Written instruction:
All entries should be output exactly as they stand.

◆ ◆ ◆ ◆

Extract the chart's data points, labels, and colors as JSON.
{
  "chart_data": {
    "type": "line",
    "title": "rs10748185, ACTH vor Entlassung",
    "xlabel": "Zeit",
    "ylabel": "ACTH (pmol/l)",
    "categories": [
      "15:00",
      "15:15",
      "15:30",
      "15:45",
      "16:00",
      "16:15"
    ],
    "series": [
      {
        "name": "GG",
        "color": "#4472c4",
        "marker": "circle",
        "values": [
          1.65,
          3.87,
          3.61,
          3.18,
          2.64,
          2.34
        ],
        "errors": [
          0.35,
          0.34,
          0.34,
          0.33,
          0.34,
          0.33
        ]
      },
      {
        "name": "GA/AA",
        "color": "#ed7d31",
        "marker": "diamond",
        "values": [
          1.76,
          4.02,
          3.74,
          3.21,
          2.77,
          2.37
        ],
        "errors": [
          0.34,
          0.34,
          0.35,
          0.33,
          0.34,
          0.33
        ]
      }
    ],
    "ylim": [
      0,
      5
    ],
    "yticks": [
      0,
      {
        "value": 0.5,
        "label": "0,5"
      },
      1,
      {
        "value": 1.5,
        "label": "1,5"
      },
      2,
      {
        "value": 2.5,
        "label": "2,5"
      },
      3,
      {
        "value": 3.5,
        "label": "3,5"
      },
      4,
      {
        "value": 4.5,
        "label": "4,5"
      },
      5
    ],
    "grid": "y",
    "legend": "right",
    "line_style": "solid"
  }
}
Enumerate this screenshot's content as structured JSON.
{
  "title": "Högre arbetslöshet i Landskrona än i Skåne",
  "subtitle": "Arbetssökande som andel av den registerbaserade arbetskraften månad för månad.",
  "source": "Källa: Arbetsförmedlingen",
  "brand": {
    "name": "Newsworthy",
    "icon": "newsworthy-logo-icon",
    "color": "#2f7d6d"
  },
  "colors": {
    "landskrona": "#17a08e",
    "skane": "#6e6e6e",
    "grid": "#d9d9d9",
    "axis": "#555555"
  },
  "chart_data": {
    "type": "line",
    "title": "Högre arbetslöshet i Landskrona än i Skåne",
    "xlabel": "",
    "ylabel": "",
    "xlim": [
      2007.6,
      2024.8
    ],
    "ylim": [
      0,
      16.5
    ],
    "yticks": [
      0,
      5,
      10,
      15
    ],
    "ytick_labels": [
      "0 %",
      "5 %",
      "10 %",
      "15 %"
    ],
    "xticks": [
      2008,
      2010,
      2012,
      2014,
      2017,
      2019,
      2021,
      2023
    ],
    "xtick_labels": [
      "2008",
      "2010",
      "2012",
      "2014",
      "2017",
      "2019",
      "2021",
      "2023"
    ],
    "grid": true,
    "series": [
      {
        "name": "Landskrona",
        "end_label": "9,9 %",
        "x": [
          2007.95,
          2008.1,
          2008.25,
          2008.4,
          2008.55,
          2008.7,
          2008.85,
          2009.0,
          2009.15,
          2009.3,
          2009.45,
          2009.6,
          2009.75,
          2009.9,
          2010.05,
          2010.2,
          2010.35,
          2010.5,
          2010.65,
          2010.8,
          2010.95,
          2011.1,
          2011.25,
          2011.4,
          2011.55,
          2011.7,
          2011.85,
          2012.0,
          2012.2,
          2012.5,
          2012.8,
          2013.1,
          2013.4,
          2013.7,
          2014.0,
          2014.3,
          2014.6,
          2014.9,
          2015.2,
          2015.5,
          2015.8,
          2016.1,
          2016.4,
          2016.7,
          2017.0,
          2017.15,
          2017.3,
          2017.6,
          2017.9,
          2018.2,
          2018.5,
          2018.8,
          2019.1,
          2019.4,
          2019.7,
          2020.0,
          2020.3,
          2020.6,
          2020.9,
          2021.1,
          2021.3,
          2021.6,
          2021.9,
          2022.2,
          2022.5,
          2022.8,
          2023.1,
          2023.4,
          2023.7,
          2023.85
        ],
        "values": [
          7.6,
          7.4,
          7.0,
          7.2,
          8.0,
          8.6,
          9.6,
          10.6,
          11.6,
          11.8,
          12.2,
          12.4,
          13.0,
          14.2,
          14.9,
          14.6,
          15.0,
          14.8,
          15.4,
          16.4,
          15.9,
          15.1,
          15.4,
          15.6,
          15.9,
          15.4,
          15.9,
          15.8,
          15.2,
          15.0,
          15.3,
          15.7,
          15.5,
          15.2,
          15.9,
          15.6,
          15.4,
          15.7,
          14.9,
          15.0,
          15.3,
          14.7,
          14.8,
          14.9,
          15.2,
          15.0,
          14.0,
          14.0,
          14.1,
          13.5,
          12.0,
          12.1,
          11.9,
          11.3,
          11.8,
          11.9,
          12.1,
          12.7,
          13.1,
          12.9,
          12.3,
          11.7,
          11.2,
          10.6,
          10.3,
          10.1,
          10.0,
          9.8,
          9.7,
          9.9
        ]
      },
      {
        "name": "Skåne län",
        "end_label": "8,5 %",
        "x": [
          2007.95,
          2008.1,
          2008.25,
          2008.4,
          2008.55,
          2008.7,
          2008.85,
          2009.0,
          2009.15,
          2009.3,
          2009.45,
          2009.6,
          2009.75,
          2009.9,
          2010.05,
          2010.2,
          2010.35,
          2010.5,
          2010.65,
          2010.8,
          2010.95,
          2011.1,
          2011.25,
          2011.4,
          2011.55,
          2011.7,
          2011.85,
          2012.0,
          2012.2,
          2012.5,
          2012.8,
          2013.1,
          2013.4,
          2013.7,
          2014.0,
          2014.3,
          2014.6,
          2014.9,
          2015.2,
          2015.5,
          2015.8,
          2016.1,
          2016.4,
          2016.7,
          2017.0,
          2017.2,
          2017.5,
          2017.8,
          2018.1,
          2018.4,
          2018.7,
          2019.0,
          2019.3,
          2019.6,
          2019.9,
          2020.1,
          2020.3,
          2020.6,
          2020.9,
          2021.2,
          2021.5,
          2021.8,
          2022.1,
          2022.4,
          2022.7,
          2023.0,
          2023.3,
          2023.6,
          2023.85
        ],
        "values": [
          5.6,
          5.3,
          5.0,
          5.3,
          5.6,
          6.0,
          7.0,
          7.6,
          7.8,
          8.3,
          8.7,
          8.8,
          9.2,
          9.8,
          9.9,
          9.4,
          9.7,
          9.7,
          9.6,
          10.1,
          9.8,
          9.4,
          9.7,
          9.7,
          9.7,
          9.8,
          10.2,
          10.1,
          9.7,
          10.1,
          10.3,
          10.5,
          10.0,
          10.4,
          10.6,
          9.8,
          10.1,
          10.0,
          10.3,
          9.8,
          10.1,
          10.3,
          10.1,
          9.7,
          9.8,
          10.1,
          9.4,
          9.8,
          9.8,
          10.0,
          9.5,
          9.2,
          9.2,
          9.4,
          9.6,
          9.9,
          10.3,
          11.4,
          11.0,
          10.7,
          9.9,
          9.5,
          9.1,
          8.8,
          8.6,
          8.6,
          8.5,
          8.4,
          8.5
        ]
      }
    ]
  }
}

◆ ◆ ◆ ◆

Output:
Extract the chart's data points, labels, and colors as JSON.
{
  "chart_data": {
    "type": "line",
    "title": "rs10748185, ACTH vor Entlassung",
    "xlabel": "Zeit",
    "ylabel": "ACTH (pmol/l)",
    "categories": [
      "15:00",
      "15:15",
      "15:30",
      "15:45",
      "16:00",
      "16:15"
    ],
    "series": [
      {
        "name": "GG",
        "color": "#4472c4",
        "marker": "circle",
        "values": [
          1.65,
          3.87,
          3.61,
          3.18,
          2.64,
          2.34
        ],
        "errors": [
          0.35,
          0.34,
          0.34,
          0.33,
          0.34,
          0.33
        ]
      },
      {
        "name": "GA/AA",
        "color": "#ed7d31",
        "marker": "diamond",
        "values": [
          1.76,
          4.02,
          3.74,
          3.21,
          2.77,
          2.37
        ],
        "errors": [
          0.34,
          0.34,
          0.35,
          0.33,
          0.34,
          0.33
        ]
      }
    ],
    "ylim": [
      0,
      5
    ],
    "yticks": [
      0,
      {
        "value": 0.5,
        "label": "0,5"
      },
      1,
      {
        "value": 1.5,
        "label": "1,5"
      },
      2,
      {
        "value": 2.5,
        "label": "2,5"
      },
      3,
      {
        "value": 3.5,
        "label": "3,5"
      },
      4,
      {
        "value": 4.5,
        "label": "4,5"
      },
      5
    ],
    "grid": "y",
    "legend": "right",
    "line_style": "solid"
  }
}
Enumerate this screenshot's content as structured JSON.
{
  "title": "Högre arbetslöshet i Landskrona än i Skåne",
  "subtitle": "Arbetssökande som andel av den registerbaserade arbetskraften månad för månad.",
  "source": "Källa: Arbetsförmedlingen",
  "brand": {
    "name": "Newsworthy",
    "icon": "newsworthy-logo-icon",
    "color": "#2f7d6d"
  },
  "colors": {
    "landskrona": "#17a08e",
    "skane": "#6e6e6e",
    "grid": "#d9d9d9",
    "axis": "#555555"
  },
  "chart_data": {
    "type": "line",
    "title": "Högre arbetslöshet i Landskrona än i Skåne",
    "xlabel": "",
    "ylabel": "",
    "xlim": [
      2007.6,
      2024.8
    ],
    "ylim": [
      0,
      16.5
    ],
    "yticks": [
      0,
      5,
      10,
      15
    ],
    "ytick_labels": [
      "0 %",
      "5 %",
      "10 %",
      "15 %"
    ],
    "xticks": [
      2008,
      2010,
      2012,
      2014,
      2017,
      2019,
      2021,
      2023
    ],
    "xtick_labels": [
      "2008",
      "2010",
      "2012",
      "2014",
      "2017",
      "2019",
      "2021",
      "2023"
    ],
    "grid": true,
    "series": [
      {
        "name": "Landskrona",
        "end_label": "9,9 %",
        "x": [
          2007.95,
          2008.1,
          2008.25,
          2008.4,
          2008.55,
          2008.7,
          2008.85,
          2009.0,
          2009.15,
          2009.3,
          2009.45,
          2009.6,
          2009.75,
          2009.9,
          2010.05,
          2010.2,
          2010.35,
          2010.5,
          2010.65,
          2010.8,
          2010.95,
          2011.1,
          2011.25,
          2011.4,
          2011.55,
          2011.7,
          2011.85,
          2012.0,
          2012.2,
          2012.5,
          2012.8,
          2013.1,
          2013.4,
          2013.7,
          2014.0,
          2014.3,
          2014.6,
          2014.9,
          2015.2,
          2015.5,
          2015.8,
          2016.1,
          2016.4,
          2016.7,
          2017.0,
          2017.15,
          2017.3,
          2017.6,
          2017.9,
          2018.2,
          2018.5,
          2018.8,
          2019.1,
          2019.4,
          2019.7,
          2020.0,
          2020.3,
          2020.6,
          2020.9,
          2021.1,
          2021.3,
          2021.6,
          2021.9,
          2022.2,
          2022.5,
          2022.8,
          2023.1,
          2023.4,
          2023.7,
          2023.85
        ],
        "values": [
          7.6,
          7.4,
          7.0,
          7.2,
          8.0,
          8.6,
          9.6,
          10.6,
          11.6,
          11.8,
          12.2,
          12.4,
          13.0,
          14.2,
          14.9,
          14.6,
          15.0,
          14.8,
          15.4,
          16.4,
          15.9,
          15.1,
          15.4,
          15.6,
          15.9,
          15.4,
          15.9,
          15.8,
          15.2,
          15.0,
          15.3,
          15.7,
          15.5,
          15.2,
          15.9,
          15.6,
          15.4,
          15.7,
          14.9,
          15.0,
          15.3,
          14.7,
          14.8,
          14.9,
          15.2,
          15.0,
          14.0,
          14.0,
          14.1,
          13.5,
          12.0,
          12.1,
          11.9,
          11.3,
          11.8,
          11.9,
          12.1,
          12.7,
          13.1,
          12.9,
          12.3,
          11.7,
          11.2,
          10.6,
          10.3,
          10.1,
          10.0,
          9.8,
          9.7,
          9.9
        ]
      },
      {
        "name": "Skåne län",
        "end_label": "8,5 %",
        "x": [
          2007.95,
          2008.1,
          2008.25,
          2008.4,
          2008.55,
          2008.7,
          2008.85,
          2009.0,
          2009.15,
          2009.3,
          2009.45,
          2009.6,
          2009.75,
          2009.9,
          2010.05,
          2010.2,
          2010.35,
          2010.5,
          2010.65,
          2010.8,
          2010.95,
          2011.1,
          2011.25,
          2011.4,
          2011.55,
          2011.7,
          2011.85,
          2012.0,
          2012.2,
          2012.5,
          2012.8,
          2013.1,
          2013.4,
          2013.7,
          2014.0,
          2014.3,
          2014.6,
          2014.9,
          2015.2,
          2015.5,
          2015.8,
          2016.1,
          2016.4,
          2016.7,
          2017.0,
          2017.2,
          2017.5,
          2017.8,
          2018.1,
          2018.4,
          2018.7,
          2019.0,
          2019.3,
          2019.6,
          2019.9,
          2020.1,
          2020.3,
          2020.6,
          2020.9,
          2021.2,
          2021.5,
          2021.8,
          2022.1,
          2022.4,
          2022.7,
          2023.0,
          2023.3,
          2023.6,
          2023.85
        ],
        "values": [
          5.6,
          5.3,
          5.0,
          5.3,
          5.6,
          6.0,
          7.0,
          7.6,
          7.8,
          8.3,
          8.7,
          8.8,
          9.2,
          9.8,
          9.9,
          9.4,
          9.7,
          9.7,
          9.6,
          10.1,
          9.8,
          9.4,
          9.7,
          9.7,
          9.7,
          9.8,
          10.2,
          10.1,
          9.7,
          10.1,
          10.3,
          10.5,
          10.0,
          10.4,
          10.6,
          9.8,
          10.1,
          10.0,
          10.3,
          9.8,
          10.1,
          10.3,
          10.1,
          9.7,
          9.8,
          10.1,
          9.4,
          9.8,
          9.8,
          10.0,
          9.5,
          9.2,
          9.2,
          9.4,
          9.6,
          9.9,
          10.3,
          11.4,
          11.0,
          10.7,
          9.9,
          9.5,
          9.1,
          8.8,
          8.6,
          8.6,
          8.5,
          8.4,
          8.5
        ]
      }
    ]
  }
}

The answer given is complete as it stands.